TEXT =>
Re: pgbench error: (setshell) of script 0; execution of meta-command failed

From: Fujii Masao <masao(dot)fujii(at)oss(dot)nttdata(dot)com>
To: Andy Fan <zhihuifan1213(at)163(dot)com>, pgsql-hackers <pgsql-hackers(at)postgresql(dot)org>
Subject: Re: pgbench error: (setshell) of script 0; execution of meta-command failed
Date: 2025-01-10 14:39:13
Message-ID: b0afe844-84b7-4154-ad2c-6763ff84d876@oss.nttdata.com
Views: Raw Message | Whole Thread | Download mbox | Resend email
Thread:
Lists: pgsql-hackers

On 2025/01/10 21:41, Fujii Masao wrote:
>
>
> On 2025/01/10 16:09, Andy Fan wrote:
>> Andy Fan <zhihuifan1213(at)163(dot)com> writes:
>>
>>> Hi:
>>>
>>> I run into the {subject} issue with the below setup.

PROBLEM REQUIREMENTS => Decide whether each statement agrees with the message above, answering yes or no and quoting the words of the message that settle it: (a) the message went to the pgsql-hackers list; (b) the message's Date line gives 2025-01-10 21:41; (c) the message is addressed to Andy Fan.

Some records =>
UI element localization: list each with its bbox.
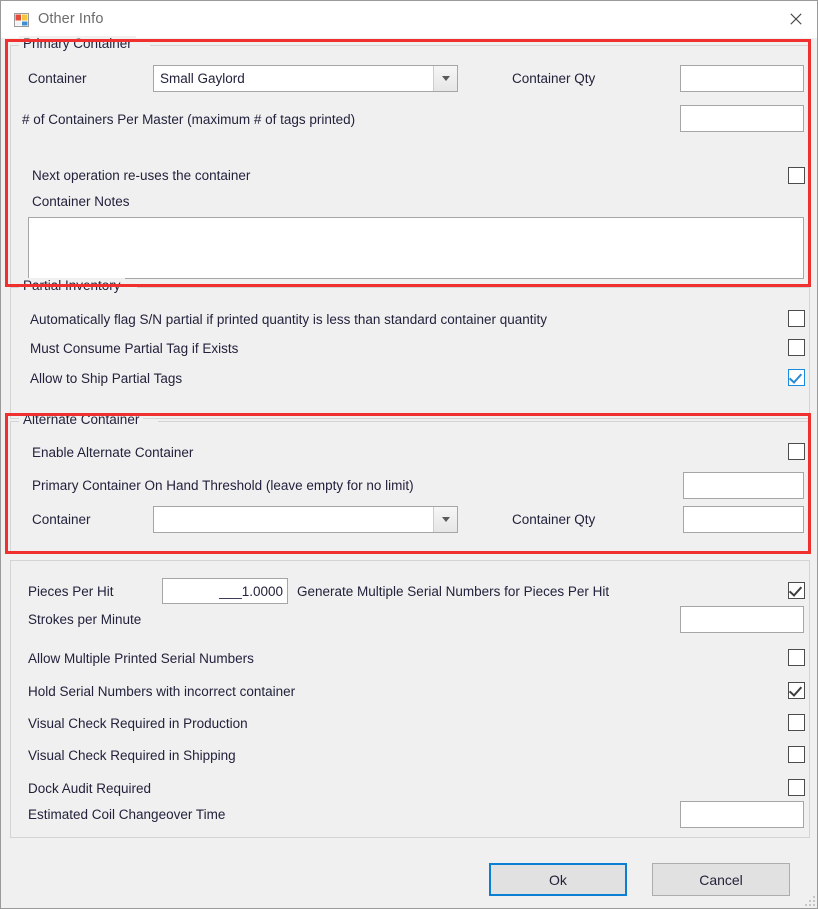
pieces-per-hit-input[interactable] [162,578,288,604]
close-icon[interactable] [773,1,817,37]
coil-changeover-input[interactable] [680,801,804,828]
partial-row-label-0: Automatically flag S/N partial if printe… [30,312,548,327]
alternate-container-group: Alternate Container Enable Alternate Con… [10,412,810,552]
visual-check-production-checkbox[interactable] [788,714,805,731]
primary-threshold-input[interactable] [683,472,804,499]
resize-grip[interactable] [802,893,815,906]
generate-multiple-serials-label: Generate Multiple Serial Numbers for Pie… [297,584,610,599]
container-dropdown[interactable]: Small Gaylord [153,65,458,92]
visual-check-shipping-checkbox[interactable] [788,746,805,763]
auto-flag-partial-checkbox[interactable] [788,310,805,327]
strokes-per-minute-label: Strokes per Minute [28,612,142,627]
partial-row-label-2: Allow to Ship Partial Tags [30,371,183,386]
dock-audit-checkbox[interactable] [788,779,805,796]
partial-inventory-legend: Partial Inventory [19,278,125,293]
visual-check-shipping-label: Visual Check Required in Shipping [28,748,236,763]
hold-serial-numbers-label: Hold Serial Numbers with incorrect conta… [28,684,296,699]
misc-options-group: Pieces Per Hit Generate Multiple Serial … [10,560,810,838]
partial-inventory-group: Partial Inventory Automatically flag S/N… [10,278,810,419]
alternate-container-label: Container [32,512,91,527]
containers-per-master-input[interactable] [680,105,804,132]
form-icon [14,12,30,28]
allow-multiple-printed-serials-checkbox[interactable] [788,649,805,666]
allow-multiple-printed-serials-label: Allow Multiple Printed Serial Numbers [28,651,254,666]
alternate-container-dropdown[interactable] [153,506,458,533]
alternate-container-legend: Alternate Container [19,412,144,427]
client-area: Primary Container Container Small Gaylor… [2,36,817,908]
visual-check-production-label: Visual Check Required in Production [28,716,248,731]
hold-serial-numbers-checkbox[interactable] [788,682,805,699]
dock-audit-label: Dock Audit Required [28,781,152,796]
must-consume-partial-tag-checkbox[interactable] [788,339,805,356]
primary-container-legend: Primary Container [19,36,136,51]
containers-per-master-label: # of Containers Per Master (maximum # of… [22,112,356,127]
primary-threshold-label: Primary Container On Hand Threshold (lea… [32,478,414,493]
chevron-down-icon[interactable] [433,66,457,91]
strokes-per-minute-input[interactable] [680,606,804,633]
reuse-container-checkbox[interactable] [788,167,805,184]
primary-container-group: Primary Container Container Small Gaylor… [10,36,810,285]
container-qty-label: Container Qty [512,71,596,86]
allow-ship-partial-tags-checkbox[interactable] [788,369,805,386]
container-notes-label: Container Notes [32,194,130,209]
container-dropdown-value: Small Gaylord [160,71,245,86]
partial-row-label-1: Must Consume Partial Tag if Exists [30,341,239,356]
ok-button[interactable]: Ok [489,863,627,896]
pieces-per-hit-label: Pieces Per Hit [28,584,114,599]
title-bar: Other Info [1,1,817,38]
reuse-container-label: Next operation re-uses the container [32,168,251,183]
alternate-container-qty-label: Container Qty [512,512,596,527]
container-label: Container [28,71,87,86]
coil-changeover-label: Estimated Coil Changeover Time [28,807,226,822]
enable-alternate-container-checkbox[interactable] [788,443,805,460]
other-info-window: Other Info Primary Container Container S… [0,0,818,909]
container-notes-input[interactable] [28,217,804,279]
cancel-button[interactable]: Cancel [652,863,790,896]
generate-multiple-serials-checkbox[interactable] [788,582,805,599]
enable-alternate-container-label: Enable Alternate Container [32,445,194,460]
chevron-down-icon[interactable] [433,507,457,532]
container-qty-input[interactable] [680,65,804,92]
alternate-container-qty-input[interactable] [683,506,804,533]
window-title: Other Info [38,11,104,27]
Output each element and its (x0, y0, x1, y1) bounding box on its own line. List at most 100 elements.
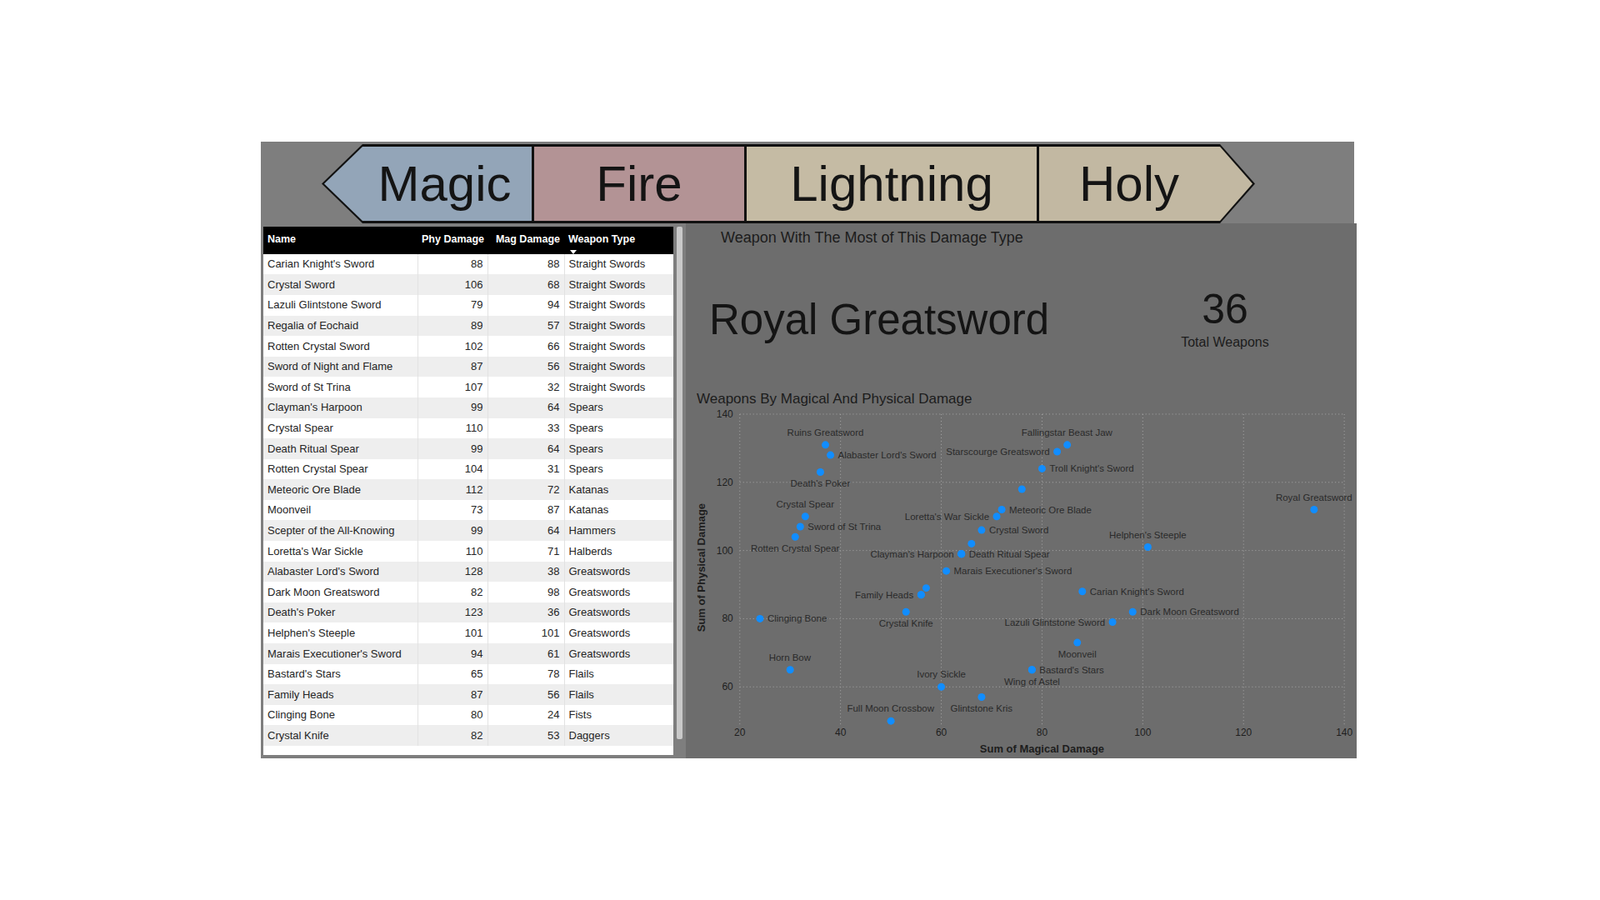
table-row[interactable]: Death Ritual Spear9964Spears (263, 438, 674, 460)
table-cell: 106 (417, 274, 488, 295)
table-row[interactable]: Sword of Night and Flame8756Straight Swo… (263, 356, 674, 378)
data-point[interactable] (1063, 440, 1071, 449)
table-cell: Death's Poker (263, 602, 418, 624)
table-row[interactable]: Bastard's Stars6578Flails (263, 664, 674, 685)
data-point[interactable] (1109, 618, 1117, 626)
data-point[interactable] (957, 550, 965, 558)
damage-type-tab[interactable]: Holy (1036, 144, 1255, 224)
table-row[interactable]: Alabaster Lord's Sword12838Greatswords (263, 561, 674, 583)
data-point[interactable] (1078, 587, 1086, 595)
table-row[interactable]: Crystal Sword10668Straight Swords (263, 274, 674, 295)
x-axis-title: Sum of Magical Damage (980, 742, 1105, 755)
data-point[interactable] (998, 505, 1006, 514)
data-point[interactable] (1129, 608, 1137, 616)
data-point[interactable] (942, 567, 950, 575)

REPLY =>
(a) Yes: "Lists: pgsql-hackers"
(b) No: "Date: 2025-01-10 14:39:13"
(c) Yes: "To: Andy Fan"